# start of STORED DATA

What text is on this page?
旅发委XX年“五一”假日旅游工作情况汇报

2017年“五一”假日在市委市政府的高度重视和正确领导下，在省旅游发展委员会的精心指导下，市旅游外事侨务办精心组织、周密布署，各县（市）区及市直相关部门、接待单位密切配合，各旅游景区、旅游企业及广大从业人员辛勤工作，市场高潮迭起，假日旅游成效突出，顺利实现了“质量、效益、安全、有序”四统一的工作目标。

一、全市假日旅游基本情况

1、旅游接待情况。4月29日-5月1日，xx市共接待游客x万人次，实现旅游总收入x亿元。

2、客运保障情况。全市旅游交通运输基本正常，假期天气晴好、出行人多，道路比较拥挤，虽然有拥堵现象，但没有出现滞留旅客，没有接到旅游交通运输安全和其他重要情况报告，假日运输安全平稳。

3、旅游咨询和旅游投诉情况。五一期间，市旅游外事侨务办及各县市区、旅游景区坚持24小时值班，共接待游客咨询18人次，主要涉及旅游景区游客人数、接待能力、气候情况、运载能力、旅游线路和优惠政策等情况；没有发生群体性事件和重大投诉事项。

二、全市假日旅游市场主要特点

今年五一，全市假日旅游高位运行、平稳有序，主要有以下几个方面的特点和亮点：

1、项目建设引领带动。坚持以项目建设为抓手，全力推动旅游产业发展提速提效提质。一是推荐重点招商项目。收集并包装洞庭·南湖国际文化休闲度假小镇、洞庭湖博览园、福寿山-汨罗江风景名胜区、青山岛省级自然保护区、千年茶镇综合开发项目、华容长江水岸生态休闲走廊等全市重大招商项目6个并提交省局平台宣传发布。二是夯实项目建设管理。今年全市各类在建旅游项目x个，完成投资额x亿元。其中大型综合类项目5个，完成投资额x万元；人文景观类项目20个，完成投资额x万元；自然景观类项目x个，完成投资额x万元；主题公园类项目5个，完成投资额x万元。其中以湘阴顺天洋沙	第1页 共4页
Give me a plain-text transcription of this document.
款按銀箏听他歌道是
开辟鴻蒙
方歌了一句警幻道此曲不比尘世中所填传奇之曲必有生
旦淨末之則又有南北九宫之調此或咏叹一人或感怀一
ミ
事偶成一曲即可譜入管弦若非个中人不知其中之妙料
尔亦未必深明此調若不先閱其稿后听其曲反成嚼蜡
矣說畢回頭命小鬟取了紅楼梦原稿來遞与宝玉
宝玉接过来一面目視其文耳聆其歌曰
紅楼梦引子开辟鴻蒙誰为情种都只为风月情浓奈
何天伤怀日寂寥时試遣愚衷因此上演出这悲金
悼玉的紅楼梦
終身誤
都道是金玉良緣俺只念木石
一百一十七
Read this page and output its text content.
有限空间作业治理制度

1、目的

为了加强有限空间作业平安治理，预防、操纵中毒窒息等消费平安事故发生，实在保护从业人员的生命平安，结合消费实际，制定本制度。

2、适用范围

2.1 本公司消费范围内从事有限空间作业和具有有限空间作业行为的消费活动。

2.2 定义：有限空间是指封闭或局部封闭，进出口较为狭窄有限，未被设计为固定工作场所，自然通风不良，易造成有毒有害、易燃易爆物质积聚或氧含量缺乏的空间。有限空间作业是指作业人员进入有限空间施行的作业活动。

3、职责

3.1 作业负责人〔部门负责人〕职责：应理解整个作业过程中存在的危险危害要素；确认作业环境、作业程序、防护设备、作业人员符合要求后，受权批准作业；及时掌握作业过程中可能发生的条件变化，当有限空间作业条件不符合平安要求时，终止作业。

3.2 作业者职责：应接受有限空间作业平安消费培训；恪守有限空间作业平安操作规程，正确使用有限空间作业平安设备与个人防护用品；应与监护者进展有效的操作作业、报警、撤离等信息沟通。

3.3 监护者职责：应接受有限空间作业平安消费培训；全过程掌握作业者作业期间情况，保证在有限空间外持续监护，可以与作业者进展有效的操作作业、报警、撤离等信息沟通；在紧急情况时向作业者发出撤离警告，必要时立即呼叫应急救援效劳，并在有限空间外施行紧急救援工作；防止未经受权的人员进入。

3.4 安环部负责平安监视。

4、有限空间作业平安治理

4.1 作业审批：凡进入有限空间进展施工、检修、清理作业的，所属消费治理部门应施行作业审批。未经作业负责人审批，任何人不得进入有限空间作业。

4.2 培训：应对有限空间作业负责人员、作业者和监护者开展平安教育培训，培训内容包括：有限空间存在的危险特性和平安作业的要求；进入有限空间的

# end of STORED DATA

SET PROBLEM:
Return all of the data precisely as it appears.

EXPECTED ANSWER:
What text is on this page?
旅发委XX年“五一”假日旅游工作情况汇报

2017年“五一”假日在市委市政府的高度重视和正确领导下，在省旅游发展委员会的精心指导下，市旅游外事侨务办精心组织、周密布署，各县（市）区及市直相关部门、接待单位密切配合，各旅游景区、旅游企业及广大从业人员辛勤工作，市场高潮迭起，假日旅游成效突出，顺利实现了“质量、效益、安全、有序”四统一的工作目标。

一、全市假日旅游基本情况

1、旅游接待情况。4月29日-5月1日，xx市共接待游客x万人次，实现旅游总收入x亿元。

2、客运保障情况。全市旅游交通运输基本正常，假期天气晴好、出行人多，道路比较拥挤，虽然有拥堵现象，但没有出现滞留旅客，没有接到旅游交通运输安全和其他重要情况报告，假日运输安全平稳。

3、旅游咨询和旅游投诉情况。五一期间，市旅游外事侨务办及各县市区、旅游景区坚持24小时值班，共接待游客咨询18人次，主要涉及旅游景区游客人数、接待能力、气候情况、运载能力、旅游线路和优惠政策等情况；没有发生群体性事件和重大投诉事项。

二、全市假日旅游市场主要特点

今年五一，全市假日旅游高位运行、平稳有序，主要有以下几个方面的特点和亮点：

1、项目建设引领带动。坚持以项目建设为抓手，全力推动旅游产业发展提速提效提质。一是推荐重点招商项目。收集并包装洞庭·南湖国际文化休闲度假小镇、洞庭湖博览园、福寿山-汨罗江风景名胜区、青山岛省级自然保护区、千年茶镇综合开发项目、华容长江水岸生态休闲走廊等全市重大招商项目6个并提交省局平台宣传发布。二是夯实项目建设管理。今年全市各类在建旅游项目x个，完成投资额x亿元。其中大型综合类项目5个，完成投资额x万元；人文景观类项目20个，完成投资额x万元；自然景观类项目x个，完成投资额x万元；主题公园类项目5个，完成投资额x万元。其中以湘阴顺天洋沙	第1页 共4页
Give me a plain-text transcription of this document.
款按銀箏听他歌道是
开辟鴻蒙
方歌了一句警幻道此曲不比尘世中所填传奇之曲必有生
旦淨末之則又有南北九宫之調此或咏叹一人或感怀一
ミ
事偶成一曲即可譜入管弦若非个中人不知其中之妙料
尔亦未必深明此調若不先閱其稿后听其曲反成嚼蜡
矣說畢回頭命小鬟取了紅楼梦原稿來遞与宝玉
宝玉接过来一面目視其文耳聆其歌曰
紅楼梦引子开辟鴻蒙誰为情种都只为风月情浓奈
何天伤怀日寂寥时試遣愚衷因此上演出这悲金
悼玉的紅楼梦
終身誤
都道是金玉良緣俺只念木石
一百一十七
Read this page and output its text content.
有限空间作业治理制度

1、目的

为了加强有限空间作业平安治理，预防、操纵中毒窒息等消费平安事故发生，实在保护从业人员的生命平安，结合消费实际，制定本制度。

2、适用范围

2.1 本公司消费范围内从事有限空间作业和具有有限空间作业行为的消费活动。

2.2 定义：有限空间是指封闭或局部封闭，进出口较为狭窄有限，未被设计为固定工作场所，自然通风不良，易造成有毒有害、易燃易爆物质积聚或氧含量缺乏的空间。有限空间作业是指作业人员进入有限空间施行的作业活动。

3、职责

3.1 作业负责人〔部门负责人〕职责：应理解整个作业过程中存在的危险危害要素；确认作业环境、作业程序、防护设备、作业人员符合要求后，受权批准作业；及时掌握作业过程中可能发生的条件变化，当有限空间作业条件不符合平安要求时，终止作业。

3.2 作业者职责：应接受有限空间作业平安消费培训；恪守有限空间作业平安操作规程，正确使用有限空间作业平安设备与个人防护用品；应与监护者进展有效的操作作业、报警、撤离等信息沟通。

3.3 监护者职责：应接受有限空间作业平安消费培训；全过程掌握作业者作业期间情况，保证在有限空间外持续监护，可以与作业者进展有效的操作作业、报警、撤离等信息沟通；在紧急情况时向作业者发出撤离警告，必要时立即呼叫应急救援效劳，并在有限空间外施行紧急救援工作；防止未经受权的人员进入。

3.4 安环部负责平安监视。

4、有限空间作业平安治理

4.1 作业审批：凡进入有限空间进展施工、检修、清理作业的，所属消费治理部门应施行作业审批。未经作业负责人审批，任何人不得进入有限空间作业。

4.2 培训：应对有限空间作业负责人员、作业者和监护者开展平安教育培训，培训内容包括：有限空间存在的危险特性和平安作业的要求；进入有限空间的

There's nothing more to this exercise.